— Written exercise —
Reproduce each line exactly.

-- begin Provided entries --

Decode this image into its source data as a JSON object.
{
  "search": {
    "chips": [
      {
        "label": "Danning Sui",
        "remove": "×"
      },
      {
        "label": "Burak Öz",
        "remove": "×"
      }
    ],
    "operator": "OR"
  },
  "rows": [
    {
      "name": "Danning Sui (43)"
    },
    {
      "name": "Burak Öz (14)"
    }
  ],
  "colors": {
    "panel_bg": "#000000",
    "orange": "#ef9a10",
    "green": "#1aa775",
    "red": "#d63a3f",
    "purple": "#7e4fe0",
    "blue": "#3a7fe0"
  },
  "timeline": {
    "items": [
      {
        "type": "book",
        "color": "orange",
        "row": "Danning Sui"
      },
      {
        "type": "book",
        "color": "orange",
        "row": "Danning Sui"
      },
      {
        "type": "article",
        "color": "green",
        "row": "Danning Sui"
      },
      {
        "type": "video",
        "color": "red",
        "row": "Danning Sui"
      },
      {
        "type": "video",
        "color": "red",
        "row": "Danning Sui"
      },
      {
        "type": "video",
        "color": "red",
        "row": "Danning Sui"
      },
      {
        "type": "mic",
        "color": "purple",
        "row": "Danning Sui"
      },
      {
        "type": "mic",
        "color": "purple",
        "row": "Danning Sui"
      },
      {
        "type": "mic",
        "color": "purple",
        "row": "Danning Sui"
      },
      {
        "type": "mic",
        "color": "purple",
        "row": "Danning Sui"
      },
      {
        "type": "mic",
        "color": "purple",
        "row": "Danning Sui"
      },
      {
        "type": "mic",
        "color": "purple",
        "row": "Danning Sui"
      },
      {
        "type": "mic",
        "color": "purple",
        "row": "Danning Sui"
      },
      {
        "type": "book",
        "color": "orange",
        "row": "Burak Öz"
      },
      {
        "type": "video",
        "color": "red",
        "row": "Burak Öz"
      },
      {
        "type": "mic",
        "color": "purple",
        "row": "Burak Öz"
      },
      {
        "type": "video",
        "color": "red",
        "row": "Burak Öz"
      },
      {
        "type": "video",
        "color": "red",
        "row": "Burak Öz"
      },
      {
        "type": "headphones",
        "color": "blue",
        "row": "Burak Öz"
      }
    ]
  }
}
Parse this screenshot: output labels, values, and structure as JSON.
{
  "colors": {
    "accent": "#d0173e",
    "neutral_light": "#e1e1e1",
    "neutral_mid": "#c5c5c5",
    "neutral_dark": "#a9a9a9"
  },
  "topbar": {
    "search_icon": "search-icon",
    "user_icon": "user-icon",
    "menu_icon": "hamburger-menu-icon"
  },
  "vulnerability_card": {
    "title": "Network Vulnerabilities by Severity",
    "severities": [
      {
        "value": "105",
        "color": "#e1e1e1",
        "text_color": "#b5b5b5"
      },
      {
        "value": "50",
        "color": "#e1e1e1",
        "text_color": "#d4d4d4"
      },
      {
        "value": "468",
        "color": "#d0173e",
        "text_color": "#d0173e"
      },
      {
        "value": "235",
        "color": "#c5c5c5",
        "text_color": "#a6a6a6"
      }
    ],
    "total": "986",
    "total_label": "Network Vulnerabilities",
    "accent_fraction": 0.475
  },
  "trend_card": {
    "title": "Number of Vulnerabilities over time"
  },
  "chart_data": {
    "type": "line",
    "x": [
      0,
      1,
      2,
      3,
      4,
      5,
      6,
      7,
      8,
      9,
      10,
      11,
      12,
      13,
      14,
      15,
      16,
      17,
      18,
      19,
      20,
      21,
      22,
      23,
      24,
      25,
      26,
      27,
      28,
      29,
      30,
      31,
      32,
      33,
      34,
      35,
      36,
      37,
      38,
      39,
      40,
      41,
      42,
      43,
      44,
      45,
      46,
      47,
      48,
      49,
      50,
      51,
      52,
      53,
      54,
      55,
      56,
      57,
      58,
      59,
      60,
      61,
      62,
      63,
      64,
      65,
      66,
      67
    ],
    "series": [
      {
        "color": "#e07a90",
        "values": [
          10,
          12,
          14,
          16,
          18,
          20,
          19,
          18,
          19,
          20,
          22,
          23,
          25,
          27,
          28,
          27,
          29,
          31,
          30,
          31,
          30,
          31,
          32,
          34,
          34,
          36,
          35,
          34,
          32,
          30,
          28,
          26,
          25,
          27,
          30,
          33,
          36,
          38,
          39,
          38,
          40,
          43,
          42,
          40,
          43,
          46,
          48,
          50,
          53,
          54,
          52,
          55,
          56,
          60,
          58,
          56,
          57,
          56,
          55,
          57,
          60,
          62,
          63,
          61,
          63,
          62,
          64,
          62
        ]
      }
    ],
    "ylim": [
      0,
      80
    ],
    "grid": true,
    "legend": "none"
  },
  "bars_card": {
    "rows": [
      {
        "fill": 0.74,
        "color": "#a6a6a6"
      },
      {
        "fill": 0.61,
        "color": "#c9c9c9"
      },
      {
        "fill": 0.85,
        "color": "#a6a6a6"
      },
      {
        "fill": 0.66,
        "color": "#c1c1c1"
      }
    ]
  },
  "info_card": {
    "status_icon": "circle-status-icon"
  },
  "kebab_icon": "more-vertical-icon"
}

-- end Provided entries --

— Exercise output —
Decode this image into its source data as a JSON object.
{
  "search": {
    "chips": [
      {
        "label": "Danning Sui",
        "remove": "×"
      },
      {
        "label": "Burak Öz",
        "remove": "×"
      }
    ],
    "operator": "OR"
  },
  "rows": [
    {
      "name": "Danning Sui (43)"
    },
    {
      "name": "Burak Öz (14)"
    }
  ],
  "colors": {
    "panel_bg": "#000000",
    "orange": "#ef9a10",
    "green": "#1aa775",
    "red": "#d63a3f",
    "purple": "#7e4fe0",
    "blue": "#3a7fe0"
  },
  "timeline": {
    "items": [
      {
        "type": "book",
        "color": "orange",
        "row": "Danning Sui"
      },
      {
        "type": "book",
        "color": "orange",
        "row": "Danning Sui"
      },
      {
        "type": "article",
        "color": "green",
        "row": "Danning Sui"
      },
      {
        "type": "video",
        "color": "red",
        "row": "Danning Sui"
      },
      {
        "type": "video",
        "color": "red",
        "row": "Danning Sui"
      },
      {
        "type": "video",
        "color": "red",
        "row": "Danning Sui"
      },
      {
        "type": "mic",
        "color": "purple",
        "row": "Danning Sui"
      },
      {
        "type": "mic",
        "color": "purple",
        "row": "Danning Sui"
      },
      {
        "type": "mic",
        "color": "purple",
        "row": "Danning Sui"
      },
      {
        "type": "mic",
        "color": "purple",
        "row": "Danning Sui"
      },
      {
        "type": "mic",
        "color": "purple",
        "row": "Danning Sui"
      },
      {
        "type": "mic",
        "color": "purple",
        "row": "Danning Sui"
      },
      {
        "type": "mic",
        "color": "purple",
        "row": "Danning Sui"
      },
      {
        "type": "book",
        "color": "orange",
        "row": "Burak Öz"
      },
      {
        "type": "video",
        "color": "red",
        "row": "Burak Öz"
      },
      {
        "type": "mic",
        "color": "purple",
        "row": "Burak Öz"
      },
      {
        "type": "video",
        "color": "red",
        "row": "Burak Öz"
      },
      {
        "type": "video",
        "color": "red",
        "row": "Burak Öz"
      },
      {
        "type": "headphones",
        "color": "blue",
        "row": "Burak Öz"
      }
    ]
  }
}
Parse this screenshot: output labels, values, and structure as JSON.
{
  "colors": {
    "accent": "#d0173e",
    "neutral_light": "#e1e1e1",
    "neutral_mid": "#c5c5c5",
    "neutral_dark": "#a9a9a9"
  },
  "topbar": {
    "search_icon": "search-icon",
    "user_icon": "user-icon",
    "menu_icon": "hamburger-menu-icon"
  },
  "vulnerability_card": {
    "title": "Network Vulnerabilities by Severity",
    "severities": [
      {
        "value": "105",
        "color": "#e1e1e1",
        "text_color": "#b5b5b5"
      },
      {
        "value": "50",
        "color": "#e1e1e1",
        "text_color": "#d4d4d4"
      },
      {
        "value": "468",
        "color": "#d0173e",
        "text_color": "#d0173e"
      },
      {
        "value": "235",
        "color": "#c5c5c5",
        "text_color": "#a6a6a6"
      }
    ],
    "total": "986",
    "total_label": "Network Vulnerabilities",
    "accent_fraction": 0.475
  },
  "trend_card": {
    "title": "Number of Vulnerabilities over time"
  },
  "chart_data": {
    "type": "line",
    "x": [
      0,
      1,
      2,
      3,
      4,
      5,
      6,
      7,
      8,
      9,
      10,
      11,
      12,
      13,
      14,
      15,
      16,
      17,
      18,
      19,
      20,
      21,
      22,
      23,
      24,
      25,
      26,
      27,
      28,
      29,
      30,
      31,
      32,
      33,
      34,
      35,
      36,
      37,
      38,
      39,
      40,
      41,
      42,
      43,
      44,
      45,
      46,
      47,
      48,
      49,
      50,
      51,
      52,
      53,
      54,
      55,
      56,
      57,
      58,
      59,
      60,
      61,
      62,
      63,
      64,
      65,
      66,
      67
    ],
    "series": [
      {
        "color": "#e07a90",
        "values": [
          10,
          12,
          14,
          16,
          18,
          20,
          19,
          18,
          19,
          20,
          22,
          23,
          25,
          27,
          28,
          27,
          29,
          31,
          30,
          31,
          30,
          31,
          32,
          34,
          34,
          36,
          35,
          34,
          32,
          30,
          28,
          26,
          25,
          27,
          30,
          33,
          36,
          38,
          39,
          38,
          40,
          43,
          42,
          40,
          43,
          46,
          48,
          50,
          53,
          54,
          52,
          55,
          56,
          60,
          58,
          56,
          57,
          56,
          55,
          57,
          60,
          62,
          63,
          61,
          63,
          62,
          64,
          62
        ]
      }
    ],
    "ylim": [
      0,
      80
    ],
    "grid": true,
    "legend": "none"
  },
  "bars_card": {
    "rows": [
      {
        "fill": 0.74,
        "color": "#a6a6a6"
      },
      {
        "fill": 0.61,
        "color": "#c9c9c9"
      },
      {
        "fill": 0.85,
        "color": "#a6a6a6"
      },
      {
        "fill": 0.66,
        "color": "#c1c1c1"
      }
    ]
  },
  "info_card": {
    "status_icon": "circle-status-icon"
  },
  "kebab_icon": "more-vertical-icon"
}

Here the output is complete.